**Task input**
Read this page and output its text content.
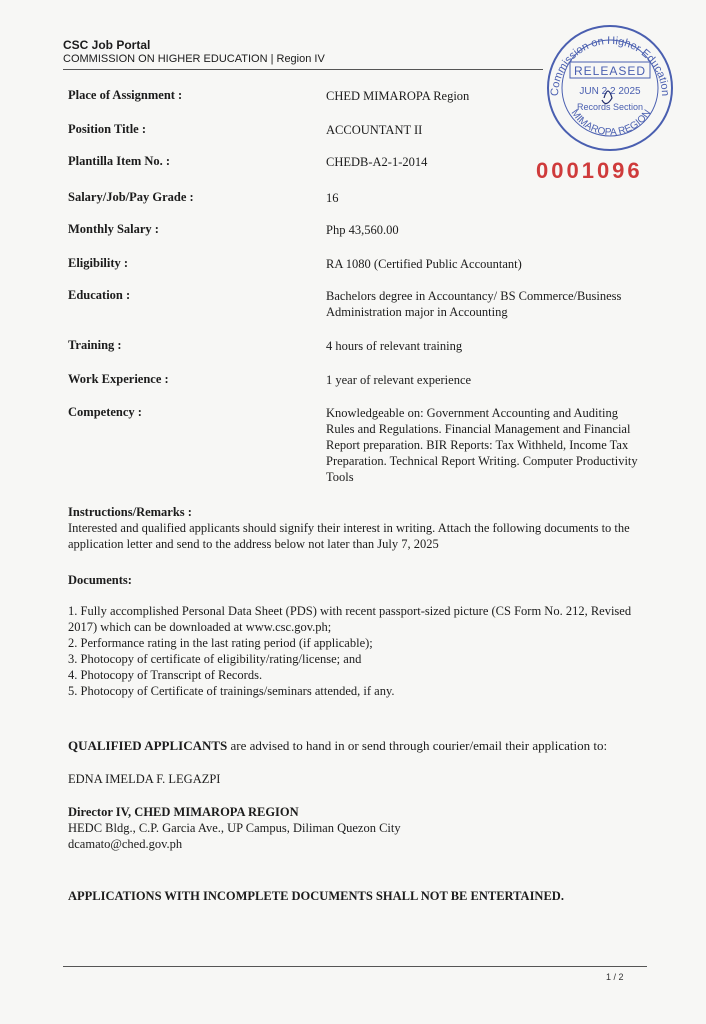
CSC Job Portal
COMMISSION ON HIGHER EDUCATION | Region IV
Commission on Higher Education
RELEASED
JUN 2 2 2025
Records Section
MIMAROPA REGION
0001096
Place of Assignment :	CHED MIMAROPA Region
Position Title :	ACCOUNTANT II
Plantilla Item No. :	CHEDB-A2-1-2014
Salary/Job/Pay Grade :	16
Monthly Salary :	Php 43,560.00
Eligibility :	RA 1080 (Certified Public Accountant)
Education :	Bachelors degree in Accountancy/ BS Commerce/Business Administration major in Accounting
Training :	4 hours of relevant training
Work Experience :	1 year of relevant experience
Competency :	Knowledgeable on: Government Accounting and Auditing Rules and Regulations. Financial Management and Financial Report preparation. BIR Reports: Tax Withheld, Income Tax Preparation. Technical Report Writing. Computer Productivity Tools
Instructions/Remarks :
Interested and qualified applicants should signify their interest in writing. Attach the following documents to the application letter and send to the address below not later than July 7, 2025
Documents:
1. Fully accomplished Personal Data Sheet (PDS) with recent passport-sized picture (CS Form No. 212, Revised 2017) which can be downloaded at www.csc.gov.ph;
2. Performance rating in the last rating period (if applicable);
3. Photocopy of certificate of eligibility/rating/license; and
4. Photocopy of Transcript of Records.
5. Photocopy of Certificate of trainings/seminars attended, if any.
QUALIFIED APPLICANTS are advised to hand in or send through courier/email their application to:
EDNA IMELDA F. LEGAZPI
Director IV, CHED MIMAROPA REGION
HEDC Bldg., C.P. Garcia Ave., UP Campus, Diliman Quezon City
dcamato@ched.gov.ph
APPLICATIONS WITH INCOMPLETE DOCUMENTS SHALL NOT BE ENTERTAINED.
1 / 2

**Task prompt**
The records above should be reproduced exactly, with no pictures included.

**Output of the exercise**
Read this page and output its text content.
CSC Job Portal
COMMISSION ON HIGHER EDUCATION | Region IV
Commission on Higher Education
RELEASED
JUN 2 2 2025
Records Section
MIMAROPA REGION
0001096
Place of Assignment :	CHED MIMAROPA Region
Position Title :	ACCOUNTANT II
Plantilla Item No. :	CHEDB-A2-1-2014
Salary/Job/Pay Grade :	16
Monthly Salary :	Php 43,560.00
Eligibility :	RA 1080 (Certified Public Accountant)
Education :	Bachelors degree in Accountancy/ BS Commerce/Business Administration major in Accounting
Training :	4 hours of relevant training
Work Experience :	1 year of relevant experience
Competency :	Knowledgeable on: Government Accounting and Auditing Rules and Regulations. Financial Management and Financial Report preparation. BIR Reports: Tax Withheld, Income Tax Preparation. Technical Report Writing. Computer Productivity Tools
Instructions/Remarks :
Interested and qualified applicants should signify their interest in writing. Attach the following documents to the application letter and send to the address below not later than July 7, 2025
Documents:
1. Fully accomplished Personal Data Sheet (PDS) with recent passport-sized picture (CS Form No. 212, Revised 2017) which can be downloaded at www.csc.gov.ph;
2. Performance rating in the last rating period (if applicable);
3. Photocopy of certificate of eligibility/rating/license; and
4. Photocopy of Transcript of Records.
5. Photocopy of Certificate of trainings/seminars attended, if any.
QUALIFIED APPLICANTS are advised to hand in or send through courier/email their application to:
EDNA IMELDA F. LEGAZPI
Director IV, CHED MIMAROPA REGION
HEDC Bldg., C.P. Garcia Ave., UP Campus, Diliman Quezon City
dcamato@ched.gov.ph
APPLICATIONS WITH INCOMPLETE DOCUMENTS SHALL NOT BE ENTERTAINED.
1 / 2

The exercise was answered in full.